— TASK TO CARRY OUT —
Copy every line of the data exactly, leaving nothing out.

==========

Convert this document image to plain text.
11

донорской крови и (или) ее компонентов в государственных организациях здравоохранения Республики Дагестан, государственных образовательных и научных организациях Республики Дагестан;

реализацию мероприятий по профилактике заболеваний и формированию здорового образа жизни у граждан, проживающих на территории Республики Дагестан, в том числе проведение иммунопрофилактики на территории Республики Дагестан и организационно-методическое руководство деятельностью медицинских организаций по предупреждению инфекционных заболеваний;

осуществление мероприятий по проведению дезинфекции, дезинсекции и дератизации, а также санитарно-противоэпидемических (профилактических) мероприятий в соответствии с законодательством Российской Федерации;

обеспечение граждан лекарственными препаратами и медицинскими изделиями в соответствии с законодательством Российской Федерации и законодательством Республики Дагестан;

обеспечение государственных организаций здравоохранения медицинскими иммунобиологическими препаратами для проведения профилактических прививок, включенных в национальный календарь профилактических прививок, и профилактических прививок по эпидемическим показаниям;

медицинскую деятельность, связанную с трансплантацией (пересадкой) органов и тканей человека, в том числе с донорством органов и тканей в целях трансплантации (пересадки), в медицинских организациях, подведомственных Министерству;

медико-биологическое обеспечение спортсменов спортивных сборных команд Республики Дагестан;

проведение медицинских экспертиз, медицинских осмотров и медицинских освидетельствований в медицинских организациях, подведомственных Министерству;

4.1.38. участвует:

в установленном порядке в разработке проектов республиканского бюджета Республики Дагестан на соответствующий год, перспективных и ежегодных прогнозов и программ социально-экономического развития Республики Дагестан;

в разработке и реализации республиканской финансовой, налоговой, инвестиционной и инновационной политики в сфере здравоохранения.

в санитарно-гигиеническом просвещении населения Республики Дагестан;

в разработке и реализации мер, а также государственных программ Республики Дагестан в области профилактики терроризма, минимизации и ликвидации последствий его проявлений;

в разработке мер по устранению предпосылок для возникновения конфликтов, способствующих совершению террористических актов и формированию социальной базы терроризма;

==========

— OUTPUT FOR THIS EXERCISE —
Convert this document image to plain text.
11

донорской крови и (или) ее компонентов в государственных организациях здравоохранения Республики Дагестан, государственных образовательных и научных организациях Республики Дагестан;

реализацию мероприятий по профилактике заболеваний и формированию здорового образа жизни у граждан, проживающих на территории Республики Дагестан, в том числе проведение иммунопрофилактики на территории Республики Дагестан и организационно-методическое руководство деятельностью медицинских организаций по предупреждению инфекционных заболеваний;

осуществление мероприятий по проведению дезинфекции, дезинсекции и дератизации, а также санитарно-противоэпидемических (профилактических) мероприятий в соответствии с законодательством Российской Федерации;

обеспечение граждан лекарственными препаратами и медицинскими изделиями в соответствии с законодательством Российской Федерации и законодательством Республики Дагестан;

обеспечение государственных организаций здравоохранения медицинскими иммунобиологическими препаратами для проведения профилактических прививок, включенных в национальный календарь профилактических прививок, и профилактических прививок по эпидемическим показаниям;

медицинскую деятельность, связанную с трансплантацией (пересадкой) органов и тканей человека, в том числе с донорством органов и тканей в целях трансплантации (пересадки), в медицинских организациях, подведомственных Министерству;

медико-биологическое обеспечение спортсменов спортивных сборных команд Республики Дагестан;

проведение медицинских экспертиз, медицинских осмотров и медицинских освидетельствований в медицинских организациях, подведомственных Министерству;

4.1.38. участвует:

в установленном порядке в разработке проектов республиканского бюджета Республики Дагестан на соответствующий год, перспективных и ежегодных прогнозов и программ социально-экономического развития Республики Дагестан;

в разработке и реализации республиканской финансовой, налоговой, инвестиционной и инновационной политики в сфере здравоохранения.

в санитарно-гигиеническом просвещении населения Республики Дагестан;

в разработке и реализации мер, а также государственных программ Республики Дагестан в области профилактики терроризма, минимизации и ликвидации последствий его проявлений;

в разработке мер по устранению предпосылок для возникновения конфликтов, способствующих совершению террористических актов и формированию социальной базы терроризма;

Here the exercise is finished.